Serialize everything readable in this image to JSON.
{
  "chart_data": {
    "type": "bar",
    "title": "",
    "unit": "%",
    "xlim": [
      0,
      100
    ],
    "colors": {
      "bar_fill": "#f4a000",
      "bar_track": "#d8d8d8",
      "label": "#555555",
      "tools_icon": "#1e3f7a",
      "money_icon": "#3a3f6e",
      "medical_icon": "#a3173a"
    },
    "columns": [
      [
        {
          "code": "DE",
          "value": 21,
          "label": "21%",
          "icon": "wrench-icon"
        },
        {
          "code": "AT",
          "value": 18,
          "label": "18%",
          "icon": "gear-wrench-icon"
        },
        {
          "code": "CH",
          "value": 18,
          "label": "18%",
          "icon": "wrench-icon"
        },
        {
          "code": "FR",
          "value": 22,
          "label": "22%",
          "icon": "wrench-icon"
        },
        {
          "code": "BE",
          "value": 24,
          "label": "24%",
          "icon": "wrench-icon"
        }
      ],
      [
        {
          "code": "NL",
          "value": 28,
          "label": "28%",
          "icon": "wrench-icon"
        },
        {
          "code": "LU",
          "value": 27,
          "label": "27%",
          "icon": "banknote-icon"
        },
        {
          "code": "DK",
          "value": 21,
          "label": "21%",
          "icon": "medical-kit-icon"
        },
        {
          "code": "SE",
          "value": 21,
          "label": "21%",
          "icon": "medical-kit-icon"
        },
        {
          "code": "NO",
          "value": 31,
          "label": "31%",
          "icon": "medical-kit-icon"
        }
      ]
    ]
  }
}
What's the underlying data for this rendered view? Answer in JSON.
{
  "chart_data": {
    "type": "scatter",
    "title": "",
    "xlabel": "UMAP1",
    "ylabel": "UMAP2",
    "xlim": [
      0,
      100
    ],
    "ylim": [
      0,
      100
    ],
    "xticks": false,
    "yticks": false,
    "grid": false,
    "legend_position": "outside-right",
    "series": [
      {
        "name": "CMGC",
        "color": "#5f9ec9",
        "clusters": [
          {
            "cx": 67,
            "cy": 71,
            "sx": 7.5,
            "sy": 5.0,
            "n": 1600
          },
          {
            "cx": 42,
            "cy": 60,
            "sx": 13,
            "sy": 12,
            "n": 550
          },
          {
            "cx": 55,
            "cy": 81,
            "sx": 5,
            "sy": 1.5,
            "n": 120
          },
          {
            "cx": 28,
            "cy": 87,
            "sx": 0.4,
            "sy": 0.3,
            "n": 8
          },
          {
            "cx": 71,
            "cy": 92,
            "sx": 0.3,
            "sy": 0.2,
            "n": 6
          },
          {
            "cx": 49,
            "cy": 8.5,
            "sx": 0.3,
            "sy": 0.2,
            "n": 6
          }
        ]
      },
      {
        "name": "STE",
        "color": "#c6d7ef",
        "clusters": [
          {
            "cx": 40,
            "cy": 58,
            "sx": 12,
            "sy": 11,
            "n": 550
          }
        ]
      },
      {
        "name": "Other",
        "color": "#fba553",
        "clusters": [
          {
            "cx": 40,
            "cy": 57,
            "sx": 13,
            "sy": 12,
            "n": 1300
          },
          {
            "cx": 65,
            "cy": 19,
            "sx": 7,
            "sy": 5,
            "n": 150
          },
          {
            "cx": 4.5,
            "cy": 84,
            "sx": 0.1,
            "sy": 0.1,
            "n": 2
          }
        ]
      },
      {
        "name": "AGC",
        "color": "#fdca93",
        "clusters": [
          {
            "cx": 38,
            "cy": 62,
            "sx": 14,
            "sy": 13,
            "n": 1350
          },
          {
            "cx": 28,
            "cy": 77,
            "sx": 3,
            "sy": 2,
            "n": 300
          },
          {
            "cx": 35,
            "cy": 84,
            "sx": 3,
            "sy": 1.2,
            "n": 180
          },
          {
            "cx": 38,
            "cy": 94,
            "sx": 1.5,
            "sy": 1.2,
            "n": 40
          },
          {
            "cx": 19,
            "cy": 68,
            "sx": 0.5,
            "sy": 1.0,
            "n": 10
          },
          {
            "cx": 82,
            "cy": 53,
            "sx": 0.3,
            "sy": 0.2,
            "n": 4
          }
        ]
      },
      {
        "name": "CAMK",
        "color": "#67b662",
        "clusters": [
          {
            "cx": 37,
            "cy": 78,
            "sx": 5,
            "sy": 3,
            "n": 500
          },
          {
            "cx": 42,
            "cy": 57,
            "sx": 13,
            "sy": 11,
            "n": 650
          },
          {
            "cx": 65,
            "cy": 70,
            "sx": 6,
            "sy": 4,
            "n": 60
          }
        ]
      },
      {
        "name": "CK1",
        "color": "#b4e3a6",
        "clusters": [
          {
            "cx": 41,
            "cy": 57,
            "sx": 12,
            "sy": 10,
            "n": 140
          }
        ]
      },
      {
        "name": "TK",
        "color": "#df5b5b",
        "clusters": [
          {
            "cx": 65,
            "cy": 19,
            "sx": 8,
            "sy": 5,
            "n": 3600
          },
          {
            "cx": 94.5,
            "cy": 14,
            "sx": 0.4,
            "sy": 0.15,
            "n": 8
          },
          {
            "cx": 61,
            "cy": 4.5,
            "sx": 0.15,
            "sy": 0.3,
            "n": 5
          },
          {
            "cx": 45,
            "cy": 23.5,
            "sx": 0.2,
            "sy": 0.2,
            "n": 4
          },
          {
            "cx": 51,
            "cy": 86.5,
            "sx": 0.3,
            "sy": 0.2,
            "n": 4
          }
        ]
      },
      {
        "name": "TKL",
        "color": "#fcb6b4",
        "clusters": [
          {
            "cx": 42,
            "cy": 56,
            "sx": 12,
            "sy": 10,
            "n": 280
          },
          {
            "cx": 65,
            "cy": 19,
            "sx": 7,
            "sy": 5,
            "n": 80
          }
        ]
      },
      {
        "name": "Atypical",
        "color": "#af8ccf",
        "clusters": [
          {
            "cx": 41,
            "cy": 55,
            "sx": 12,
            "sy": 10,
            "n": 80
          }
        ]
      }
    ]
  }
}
○ ○ ○ ○ ○ ○ ○
GIVEN EXERCISE> All lines holding the word "name" should be picked out and copied.

EXERCISE RESPONSE>
        "name": "CMGC",
        "name": "STE",
        "name": "Other",
        "name": "AGC",
        "name": "CAMK",
        "name": "CK1",
        "name": "TK",
        "name": "TKL",
        "name": "Atypical",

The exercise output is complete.